→ **WHAT YOU HAVE TO DO**: Wherever "Phương" appears in a line, list that line.

Extracted data entries:

******

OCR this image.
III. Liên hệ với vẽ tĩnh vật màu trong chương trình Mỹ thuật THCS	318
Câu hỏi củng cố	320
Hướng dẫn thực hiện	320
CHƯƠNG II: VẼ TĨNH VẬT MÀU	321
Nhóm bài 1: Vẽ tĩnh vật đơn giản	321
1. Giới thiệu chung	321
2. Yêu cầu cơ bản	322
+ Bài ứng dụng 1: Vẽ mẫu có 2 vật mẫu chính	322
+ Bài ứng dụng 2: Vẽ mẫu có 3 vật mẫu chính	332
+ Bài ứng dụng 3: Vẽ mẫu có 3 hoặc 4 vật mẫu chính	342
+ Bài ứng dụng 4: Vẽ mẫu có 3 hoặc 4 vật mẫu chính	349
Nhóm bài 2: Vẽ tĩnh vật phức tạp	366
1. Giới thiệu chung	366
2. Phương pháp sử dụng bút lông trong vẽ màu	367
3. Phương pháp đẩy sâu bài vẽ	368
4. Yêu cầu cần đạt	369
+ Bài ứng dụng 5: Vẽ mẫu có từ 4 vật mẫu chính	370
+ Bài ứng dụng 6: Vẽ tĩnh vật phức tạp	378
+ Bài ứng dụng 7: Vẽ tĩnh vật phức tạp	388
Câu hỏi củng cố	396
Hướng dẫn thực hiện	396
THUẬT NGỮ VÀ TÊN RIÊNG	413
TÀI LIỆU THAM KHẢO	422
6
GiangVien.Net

******

→ **FULL OUTPUT**:
2. Phương pháp sử dụng bút lông trong vẽ màu	367
3. Phương pháp đẩy sâu bài vẽ	368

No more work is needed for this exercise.